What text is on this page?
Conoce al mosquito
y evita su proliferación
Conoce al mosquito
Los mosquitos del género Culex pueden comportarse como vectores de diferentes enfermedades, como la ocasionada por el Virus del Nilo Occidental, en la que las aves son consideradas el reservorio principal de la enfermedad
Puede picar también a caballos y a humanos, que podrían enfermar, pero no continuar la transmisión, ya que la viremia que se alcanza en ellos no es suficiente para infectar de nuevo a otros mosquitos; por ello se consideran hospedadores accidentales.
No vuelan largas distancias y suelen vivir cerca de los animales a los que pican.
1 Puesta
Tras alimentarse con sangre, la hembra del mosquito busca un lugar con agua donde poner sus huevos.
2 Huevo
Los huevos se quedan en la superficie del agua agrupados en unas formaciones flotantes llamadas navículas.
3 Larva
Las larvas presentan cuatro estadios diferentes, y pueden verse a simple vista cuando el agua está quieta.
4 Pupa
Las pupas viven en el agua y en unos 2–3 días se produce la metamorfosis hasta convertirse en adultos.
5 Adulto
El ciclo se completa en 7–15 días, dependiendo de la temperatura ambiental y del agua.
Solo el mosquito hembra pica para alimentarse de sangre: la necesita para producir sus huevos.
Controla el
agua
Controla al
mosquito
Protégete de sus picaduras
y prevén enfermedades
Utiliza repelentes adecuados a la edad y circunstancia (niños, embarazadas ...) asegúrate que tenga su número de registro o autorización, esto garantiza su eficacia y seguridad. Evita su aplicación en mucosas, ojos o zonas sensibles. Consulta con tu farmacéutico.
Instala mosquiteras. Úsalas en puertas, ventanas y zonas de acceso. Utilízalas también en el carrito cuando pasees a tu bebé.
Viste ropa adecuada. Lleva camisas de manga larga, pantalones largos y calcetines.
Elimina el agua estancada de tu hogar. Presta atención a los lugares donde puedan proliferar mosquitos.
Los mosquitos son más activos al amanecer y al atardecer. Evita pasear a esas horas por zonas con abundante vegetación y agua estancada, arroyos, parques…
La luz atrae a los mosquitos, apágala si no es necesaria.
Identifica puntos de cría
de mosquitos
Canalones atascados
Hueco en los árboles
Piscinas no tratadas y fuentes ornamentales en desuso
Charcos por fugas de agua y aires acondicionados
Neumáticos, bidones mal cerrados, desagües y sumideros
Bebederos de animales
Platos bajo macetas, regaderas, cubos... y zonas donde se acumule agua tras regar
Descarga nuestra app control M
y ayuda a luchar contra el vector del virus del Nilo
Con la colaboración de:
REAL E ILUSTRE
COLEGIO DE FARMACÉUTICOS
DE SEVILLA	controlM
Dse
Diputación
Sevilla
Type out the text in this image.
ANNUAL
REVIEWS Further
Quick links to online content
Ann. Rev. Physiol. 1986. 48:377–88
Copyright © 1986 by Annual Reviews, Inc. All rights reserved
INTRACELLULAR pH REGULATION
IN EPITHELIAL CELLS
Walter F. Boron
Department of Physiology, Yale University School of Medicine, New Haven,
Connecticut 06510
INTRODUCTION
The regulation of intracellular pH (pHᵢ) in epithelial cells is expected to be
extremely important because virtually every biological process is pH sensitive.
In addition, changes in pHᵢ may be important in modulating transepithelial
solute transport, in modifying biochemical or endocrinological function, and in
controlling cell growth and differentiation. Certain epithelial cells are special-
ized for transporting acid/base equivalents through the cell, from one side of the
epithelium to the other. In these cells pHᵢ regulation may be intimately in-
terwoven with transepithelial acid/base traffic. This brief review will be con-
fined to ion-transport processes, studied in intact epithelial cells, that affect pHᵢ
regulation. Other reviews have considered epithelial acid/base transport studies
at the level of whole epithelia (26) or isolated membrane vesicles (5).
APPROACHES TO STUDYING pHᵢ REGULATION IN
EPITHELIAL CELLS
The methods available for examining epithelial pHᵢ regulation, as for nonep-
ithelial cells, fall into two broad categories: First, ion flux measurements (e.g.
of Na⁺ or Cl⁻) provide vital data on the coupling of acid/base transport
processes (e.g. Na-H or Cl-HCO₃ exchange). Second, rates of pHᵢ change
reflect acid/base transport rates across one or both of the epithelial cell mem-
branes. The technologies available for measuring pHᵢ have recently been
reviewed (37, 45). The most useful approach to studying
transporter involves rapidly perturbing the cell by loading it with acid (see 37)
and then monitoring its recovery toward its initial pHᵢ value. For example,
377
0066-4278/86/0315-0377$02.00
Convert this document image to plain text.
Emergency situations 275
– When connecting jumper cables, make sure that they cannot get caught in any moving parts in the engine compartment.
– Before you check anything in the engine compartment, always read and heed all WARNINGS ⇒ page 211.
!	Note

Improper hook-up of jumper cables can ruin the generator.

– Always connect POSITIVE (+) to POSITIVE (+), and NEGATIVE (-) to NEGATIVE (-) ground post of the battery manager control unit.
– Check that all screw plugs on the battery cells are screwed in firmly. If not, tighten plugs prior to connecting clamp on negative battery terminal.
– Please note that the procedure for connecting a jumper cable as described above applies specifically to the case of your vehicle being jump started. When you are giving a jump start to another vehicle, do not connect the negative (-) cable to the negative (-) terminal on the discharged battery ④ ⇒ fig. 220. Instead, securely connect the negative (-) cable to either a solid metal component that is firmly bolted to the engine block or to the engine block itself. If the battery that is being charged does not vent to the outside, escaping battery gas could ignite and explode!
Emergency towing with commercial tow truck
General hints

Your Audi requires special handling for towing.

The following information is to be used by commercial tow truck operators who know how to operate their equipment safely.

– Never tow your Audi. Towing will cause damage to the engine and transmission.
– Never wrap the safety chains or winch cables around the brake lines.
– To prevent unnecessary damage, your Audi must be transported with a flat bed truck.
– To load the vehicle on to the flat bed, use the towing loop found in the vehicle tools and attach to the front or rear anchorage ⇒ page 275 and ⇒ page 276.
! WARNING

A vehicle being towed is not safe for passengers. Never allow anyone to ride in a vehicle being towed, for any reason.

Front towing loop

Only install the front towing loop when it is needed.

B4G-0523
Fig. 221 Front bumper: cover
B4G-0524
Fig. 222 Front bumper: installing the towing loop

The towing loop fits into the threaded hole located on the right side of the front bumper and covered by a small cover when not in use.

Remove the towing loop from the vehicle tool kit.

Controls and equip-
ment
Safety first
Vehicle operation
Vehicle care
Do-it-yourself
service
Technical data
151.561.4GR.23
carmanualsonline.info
- - -
Lines in the data that hold "text" are to be counted, and the number alone reported.

Response below -> 3